== What to work on ==
All the data should come back exactly as it was given.
>> Begin Data records
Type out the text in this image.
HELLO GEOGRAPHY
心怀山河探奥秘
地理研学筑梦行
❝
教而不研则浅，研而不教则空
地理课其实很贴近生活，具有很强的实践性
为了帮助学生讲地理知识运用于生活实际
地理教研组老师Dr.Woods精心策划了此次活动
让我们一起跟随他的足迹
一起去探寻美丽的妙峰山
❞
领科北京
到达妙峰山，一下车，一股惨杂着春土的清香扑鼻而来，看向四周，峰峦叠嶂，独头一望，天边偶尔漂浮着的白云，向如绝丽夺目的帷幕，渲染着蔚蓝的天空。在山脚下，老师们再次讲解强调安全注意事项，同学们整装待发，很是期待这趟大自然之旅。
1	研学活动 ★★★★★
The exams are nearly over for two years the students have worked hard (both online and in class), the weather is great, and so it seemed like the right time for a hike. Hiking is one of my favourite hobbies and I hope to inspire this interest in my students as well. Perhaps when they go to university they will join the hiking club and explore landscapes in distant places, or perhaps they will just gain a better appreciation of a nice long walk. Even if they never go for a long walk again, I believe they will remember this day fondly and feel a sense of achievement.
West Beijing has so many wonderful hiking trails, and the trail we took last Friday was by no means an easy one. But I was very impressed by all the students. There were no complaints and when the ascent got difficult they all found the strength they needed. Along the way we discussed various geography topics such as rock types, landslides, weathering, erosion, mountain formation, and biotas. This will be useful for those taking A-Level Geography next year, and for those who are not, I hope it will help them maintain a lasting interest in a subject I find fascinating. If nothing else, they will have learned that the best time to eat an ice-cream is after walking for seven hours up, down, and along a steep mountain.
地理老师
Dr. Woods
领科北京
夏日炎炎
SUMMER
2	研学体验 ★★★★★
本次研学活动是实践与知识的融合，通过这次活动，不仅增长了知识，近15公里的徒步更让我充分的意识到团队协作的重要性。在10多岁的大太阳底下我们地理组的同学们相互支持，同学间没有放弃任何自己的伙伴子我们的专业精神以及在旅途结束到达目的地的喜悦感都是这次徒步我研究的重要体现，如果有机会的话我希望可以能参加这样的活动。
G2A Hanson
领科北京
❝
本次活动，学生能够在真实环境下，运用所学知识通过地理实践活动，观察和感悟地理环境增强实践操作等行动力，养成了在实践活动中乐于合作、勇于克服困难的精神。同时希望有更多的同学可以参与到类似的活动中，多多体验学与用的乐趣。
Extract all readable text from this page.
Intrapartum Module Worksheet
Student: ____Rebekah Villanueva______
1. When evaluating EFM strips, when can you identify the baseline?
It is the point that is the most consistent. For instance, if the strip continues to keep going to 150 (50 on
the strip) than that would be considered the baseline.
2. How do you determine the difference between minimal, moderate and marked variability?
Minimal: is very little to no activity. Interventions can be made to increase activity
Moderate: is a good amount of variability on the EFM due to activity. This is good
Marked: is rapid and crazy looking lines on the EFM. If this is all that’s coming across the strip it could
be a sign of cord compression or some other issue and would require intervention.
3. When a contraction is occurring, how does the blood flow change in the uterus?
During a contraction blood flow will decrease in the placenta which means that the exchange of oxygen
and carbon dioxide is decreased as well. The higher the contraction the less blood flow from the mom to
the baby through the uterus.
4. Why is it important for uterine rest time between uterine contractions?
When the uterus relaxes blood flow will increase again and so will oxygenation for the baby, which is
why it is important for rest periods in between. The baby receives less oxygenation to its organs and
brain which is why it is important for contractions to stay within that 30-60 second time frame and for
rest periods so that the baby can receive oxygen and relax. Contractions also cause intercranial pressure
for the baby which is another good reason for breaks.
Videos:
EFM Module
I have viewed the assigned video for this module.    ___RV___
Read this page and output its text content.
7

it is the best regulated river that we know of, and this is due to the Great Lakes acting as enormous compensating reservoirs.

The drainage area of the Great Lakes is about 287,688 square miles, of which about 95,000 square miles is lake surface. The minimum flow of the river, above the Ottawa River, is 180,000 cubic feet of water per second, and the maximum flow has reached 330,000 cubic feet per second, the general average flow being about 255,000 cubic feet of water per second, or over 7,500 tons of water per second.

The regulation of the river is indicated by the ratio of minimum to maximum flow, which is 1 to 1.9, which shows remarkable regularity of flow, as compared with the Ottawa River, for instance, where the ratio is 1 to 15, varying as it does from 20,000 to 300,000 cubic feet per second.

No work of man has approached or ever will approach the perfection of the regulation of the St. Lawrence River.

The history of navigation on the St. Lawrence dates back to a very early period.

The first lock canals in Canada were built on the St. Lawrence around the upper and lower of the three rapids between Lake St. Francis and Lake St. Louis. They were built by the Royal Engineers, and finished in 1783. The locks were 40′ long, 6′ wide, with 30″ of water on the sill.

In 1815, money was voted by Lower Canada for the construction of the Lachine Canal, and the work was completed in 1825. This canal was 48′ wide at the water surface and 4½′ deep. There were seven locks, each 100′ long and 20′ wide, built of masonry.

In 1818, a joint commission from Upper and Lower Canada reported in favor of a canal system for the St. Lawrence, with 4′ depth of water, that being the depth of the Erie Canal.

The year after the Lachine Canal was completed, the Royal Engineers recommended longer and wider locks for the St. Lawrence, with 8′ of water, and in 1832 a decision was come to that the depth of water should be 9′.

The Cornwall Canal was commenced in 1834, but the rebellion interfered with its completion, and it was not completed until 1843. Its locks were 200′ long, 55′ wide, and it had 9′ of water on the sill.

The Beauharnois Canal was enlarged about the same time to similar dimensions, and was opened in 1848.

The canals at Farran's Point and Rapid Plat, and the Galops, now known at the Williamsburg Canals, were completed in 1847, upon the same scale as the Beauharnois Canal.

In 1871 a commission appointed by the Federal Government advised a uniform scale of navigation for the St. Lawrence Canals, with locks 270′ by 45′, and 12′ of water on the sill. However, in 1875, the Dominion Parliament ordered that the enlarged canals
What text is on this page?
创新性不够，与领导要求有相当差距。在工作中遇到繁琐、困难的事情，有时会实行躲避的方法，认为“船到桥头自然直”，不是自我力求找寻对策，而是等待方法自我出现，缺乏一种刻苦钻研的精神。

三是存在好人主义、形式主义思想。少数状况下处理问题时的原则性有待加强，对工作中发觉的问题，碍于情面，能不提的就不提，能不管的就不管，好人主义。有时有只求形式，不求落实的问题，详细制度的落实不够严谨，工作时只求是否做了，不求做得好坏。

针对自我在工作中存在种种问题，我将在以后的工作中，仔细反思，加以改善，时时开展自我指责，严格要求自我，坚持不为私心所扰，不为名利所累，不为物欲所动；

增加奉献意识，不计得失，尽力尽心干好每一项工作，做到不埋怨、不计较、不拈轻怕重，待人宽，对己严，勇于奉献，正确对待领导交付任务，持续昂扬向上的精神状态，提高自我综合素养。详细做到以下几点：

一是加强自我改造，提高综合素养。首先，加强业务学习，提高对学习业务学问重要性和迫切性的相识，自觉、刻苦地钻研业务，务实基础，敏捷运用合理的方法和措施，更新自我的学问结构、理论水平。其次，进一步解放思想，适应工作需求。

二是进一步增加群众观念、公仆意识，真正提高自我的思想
>> End Data records
== Result of the task ==
Type out the text in this image.
HELLO GEOGRAPHY
心怀山河探奥秘
地理研学筑梦行
❝
教而不研则浅，研而不教则空
地理课其实很贴近生活，具有很强的实践性
为了帮助学生讲地理知识运用于生活实际
地理教研组老师Dr.Woods精心策划了此次活动
让我们一起跟随他的足迹
一起去探寻美丽的妙峰山
❞
领科北京
到达妙峰山，一下车，一股惨杂着春土的清香扑鼻而来，看向四周，峰峦叠嶂，独头一望，天边偶尔漂浮着的白云，向如绝丽夺目的帷幕，渲染着蔚蓝的天空。在山脚下，老师们再次讲解强调安全注意事项，同学们整装待发，很是期待这趟大自然之旅。
1	研学活动 ★★★★★
The exams are nearly over for two years the students have worked hard (both online and in class), the weather is great, and so it seemed like the right time for a hike. Hiking is one of my favourite hobbies and I hope to inspire this interest in my students as well. Perhaps when they go to university they will join the hiking club and explore landscapes in distant places, or perhaps they will just gain a better appreciation of a nice long walk. Even if they never go for a long walk again, I believe they will remember this day fondly and feel a sense of achievement.
West Beijing has so many wonderful hiking trails, and the trail we took last Friday was by no means an easy one. But I was very impressed by all the students. There were no complaints and when the ascent got difficult they all found the strength they needed. Along the way we discussed various geography topics such as rock types, landslides, weathering, erosion, mountain formation, and biotas. This will be useful for those taking A-Level Geography next year, and for those who are not, I hope it will help them maintain a lasting interest in a subject I find fascinating. If nothing else, they will have learned that the best time to eat an ice-cream is after walking for seven hours up, down, and along a steep mountain.
地理老师
Dr. Woods
领科北京
夏日炎炎
SUMMER
2	研学体验 ★★★★★
本次研学活动是实践与知识的融合，通过这次活动，不仅增长了知识，近15公里的徒步更让我充分的意识到团队协作的重要性。在10多岁的大太阳底下我们地理组的同学们相互支持，同学间没有放弃任何自己的伙伴子我们的专业精神以及在旅途结束到达目的地的喜悦感都是这次徒步我研究的重要体现，如果有机会的话我希望可以能参加这样的活动。
G2A Hanson
领科北京
❝
本次活动，学生能够在真实环境下，运用所学知识通过地理实践活动，观察和感悟地理环境增强实践操作等行动力，养成了在实践活动中乐于合作、勇于克服困难的精神。同时希望有更多的同学可以参与到类似的活动中，多多体验学与用的乐趣。
Extract all readable text from this page.
Intrapartum Module Worksheet
Student: ____Rebekah Villanueva______
1. When evaluating EFM strips, when can you identify the baseline?
It is the point that is the most consistent. For instance, if the strip continues to keep going to 150 (50 on
the strip) than that would be considered the baseline.
2. How do you determine the difference between minimal, moderate and marked variability?
Minimal: is very little to no activity. Interventions can be made to increase activity
Moderate: is a good amount of variability on the EFM due to activity. This is good
Marked: is rapid and crazy looking lines on the EFM. If this is all that’s coming across the strip it could
be a sign of cord compression or some other issue and would require intervention.
3. When a contraction is occurring, how does the blood flow change in the uterus?
During a contraction blood flow will decrease in the placenta which means that the exchange of oxygen
and carbon dioxide is decreased as well. The higher the contraction the less blood flow from the mom to
the baby through the uterus.
4. Why is it important for uterine rest time between uterine contractions?
When the uterus relaxes blood flow will increase again and so will oxygenation for the baby, which is
why it is important for rest periods in between. The baby receives less oxygenation to its organs and
brain which is why it is important for contractions to stay within that 30-60 second time frame and for
rest periods so that the baby can receive oxygen and relax. Contractions also cause intercranial pressure
for the baby which is another good reason for breaks.
Videos:
EFM Module
I have viewed the assigned video for this module.    ___RV___
Read this page and output its text content.
7

it is the best regulated river that we know of, and this is due to the Great Lakes acting as enormous compensating reservoirs.

The drainage area of the Great Lakes is about 287,688 square miles, of which about 95,000 square miles is lake surface. The minimum flow of the river, above the Ottawa River, is 180,000 cubic feet of water per second, and the maximum flow has reached 330,000 cubic feet per second, the general average flow being about 255,000 cubic feet of water per second, or over 7,500 tons of water per second.

The regulation of the river is indicated by the ratio of minimum to maximum flow, which is 1 to 1.9, which shows remarkable regularity of flow, as compared with the Ottawa River, for instance, where the ratio is 1 to 15, varying as it does from 20,000 to 300,000 cubic feet per second.

No work of man has approached or ever will approach the perfection of the regulation of the St. Lawrence River.

The history of navigation on the St. Lawrence dates back to a very early period.

The first lock canals in Canada were built on the St. Lawrence around the upper and lower of the three rapids between Lake St. Francis and Lake St. Louis. They were built by the Royal Engineers, and finished in 1783. The locks were 40′ long, 6′ wide, with 30″ of water on the sill.

In 1815, money was voted by Lower Canada for the construction of the Lachine Canal, and the work was completed in 1825. This canal was 48′ wide at the water surface and 4½′ deep. There were seven locks, each 100′ long and 20′ wide, built of masonry.

In 1818, a joint commission from Upper and Lower Canada reported in favor of a canal system for the St. Lawrence, with 4′ depth of water, that being the depth of the Erie Canal.

The year after the Lachine Canal was completed, the Royal Engineers recommended longer and wider locks for the St. Lawrence, with 8′ of water, and in 1832 a decision was come to that the depth of water should be 9′.

The Cornwall Canal was commenced in 1834, but the rebellion interfered with its completion, and it was not completed until 1843. Its locks were 200′ long, 55′ wide, and it had 9′ of water on the sill.

The Beauharnois Canal was enlarged about the same time to similar dimensions, and was opened in 1848.

The canals at Farran's Point and Rapid Plat, and the Galops, now known at the Williamsburg Canals, were completed in 1847, upon the same scale as the Beauharnois Canal.

In 1871 a commission appointed by the Federal Government advised a uniform scale of navigation for the St. Lawrence Canals, with locks 270′ by 45′, and 12′ of water on the sill. However, in 1875, the Dominion Parliament ordered that the enlarged canals
What text is on this page?
创新性不够，与领导要求有相当差距。在工作中遇到繁琐、困难的事情，有时会实行躲避的方法，认为“船到桥头自然直”，不是自我力求找寻对策，而是等待方法自我出现，缺乏一种刻苦钻研的精神。

三是存在好人主义、形式主义思想。少数状况下处理问题时的原则性有待加强，对工作中发觉的问题，碍于情面，能不提的就不提，能不管的就不管，好人主义。有时有只求形式，不求落实的问题，详细制度的落实不够严谨，工作时只求是否做了，不求做得好坏。

针对自我在工作中存在种种问题，我将在以后的工作中，仔细反思，加以改善，时时开展自我指责，严格要求自我，坚持不为私心所扰，不为名利所累，不为物欲所动；

增加奉献意识，不计得失，尽力尽心干好每一项工作，做到不埋怨、不计较、不拈轻怕重，待人宽，对己严，勇于奉献，正确对待领导交付任务，持续昂扬向上的精神状态，提高自我综合素养。详细做到以下几点：

一是加强自我改造，提高综合素养。首先，加强业务学习，提高对学习业务学问重要性和迫切性的相识，自觉、刻苦地钻研业务，务实基础，敏捷运用合理的方法和措施，更新自我的学问结构、理论水平。其次，进一步解放思想，适应工作需求。

二是进一步增加群众观念、公仆意识，真正提高自我的思想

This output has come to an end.